(Stored dataset items)
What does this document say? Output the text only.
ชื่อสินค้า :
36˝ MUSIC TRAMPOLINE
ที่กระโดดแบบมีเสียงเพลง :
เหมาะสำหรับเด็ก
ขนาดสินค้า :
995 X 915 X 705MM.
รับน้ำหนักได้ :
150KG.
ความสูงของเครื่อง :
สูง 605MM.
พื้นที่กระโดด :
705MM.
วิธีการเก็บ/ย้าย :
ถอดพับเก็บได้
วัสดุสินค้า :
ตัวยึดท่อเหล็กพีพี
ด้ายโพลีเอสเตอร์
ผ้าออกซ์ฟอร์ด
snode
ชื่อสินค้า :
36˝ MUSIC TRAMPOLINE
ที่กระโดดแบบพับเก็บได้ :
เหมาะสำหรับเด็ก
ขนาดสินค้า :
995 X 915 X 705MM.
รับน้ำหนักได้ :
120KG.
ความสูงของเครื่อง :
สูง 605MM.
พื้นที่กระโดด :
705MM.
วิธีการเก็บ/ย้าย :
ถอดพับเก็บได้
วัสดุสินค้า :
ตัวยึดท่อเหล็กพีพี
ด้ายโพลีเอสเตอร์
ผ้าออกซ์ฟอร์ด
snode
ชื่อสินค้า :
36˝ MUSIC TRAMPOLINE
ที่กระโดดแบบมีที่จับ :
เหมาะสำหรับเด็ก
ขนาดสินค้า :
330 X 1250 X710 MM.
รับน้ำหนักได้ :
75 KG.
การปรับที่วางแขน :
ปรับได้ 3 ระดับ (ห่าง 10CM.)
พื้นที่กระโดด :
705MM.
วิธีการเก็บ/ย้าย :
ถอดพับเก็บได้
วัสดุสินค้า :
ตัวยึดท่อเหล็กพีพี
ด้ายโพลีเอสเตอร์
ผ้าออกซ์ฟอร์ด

**Task requirements**
The listing above must be transcribed exactly, line by line.

**Output for this exercise**
What does this document say? Output the text only.
ชื่อสินค้า :
36˝ MUSIC TRAMPOLINE
ที่กระโดดแบบมีเสียงเพลง :
เหมาะสำหรับเด็ก
ขนาดสินค้า :
995 X 915 X 705MM.
รับน้ำหนักได้ :
150KG.
ความสูงของเครื่อง :
สูง 605MM.
พื้นที่กระโดด :
705MM.
วิธีการเก็บ/ย้าย :
ถอดพับเก็บได้
วัสดุสินค้า :
ตัวยึดท่อเหล็กพีพี
ด้ายโพลีเอสเตอร์
ผ้าออกซ์ฟอร์ด
snode
ชื่อสินค้า :
36˝ MUSIC TRAMPOLINE
ที่กระโดดแบบพับเก็บได้ :
เหมาะสำหรับเด็ก
ขนาดสินค้า :
995 X 915 X 705MM.
รับน้ำหนักได้ :
120KG.
ความสูงของเครื่อง :
สูง 605MM.
พื้นที่กระโดด :
705MM.
วิธีการเก็บ/ย้าย :
ถอดพับเก็บได้
วัสดุสินค้า :
ตัวยึดท่อเหล็กพีพี
ด้ายโพลีเอสเตอร์
ผ้าออกซ์ฟอร์ด
snode
ชื่อสินค้า :
36˝ MUSIC TRAMPOLINE
ที่กระโดดแบบมีที่จับ :
เหมาะสำหรับเด็ก
ขนาดสินค้า :
330 X 1250 X710 MM.
รับน้ำหนักได้ :
75 KG.
การปรับที่วางแขน :
ปรับได้ 3 ระดับ (ห่าง 10CM.)
พื้นที่กระโดด :
705MM.
วิธีการเก็บ/ย้าย :
ถอดพับเก็บได้
วัสดุสินค้า :
ตัวยึดท่อเหล็กพีพี
ด้ายโพลีเอสเตอร์
ผ้าออกซ์ฟอร์ด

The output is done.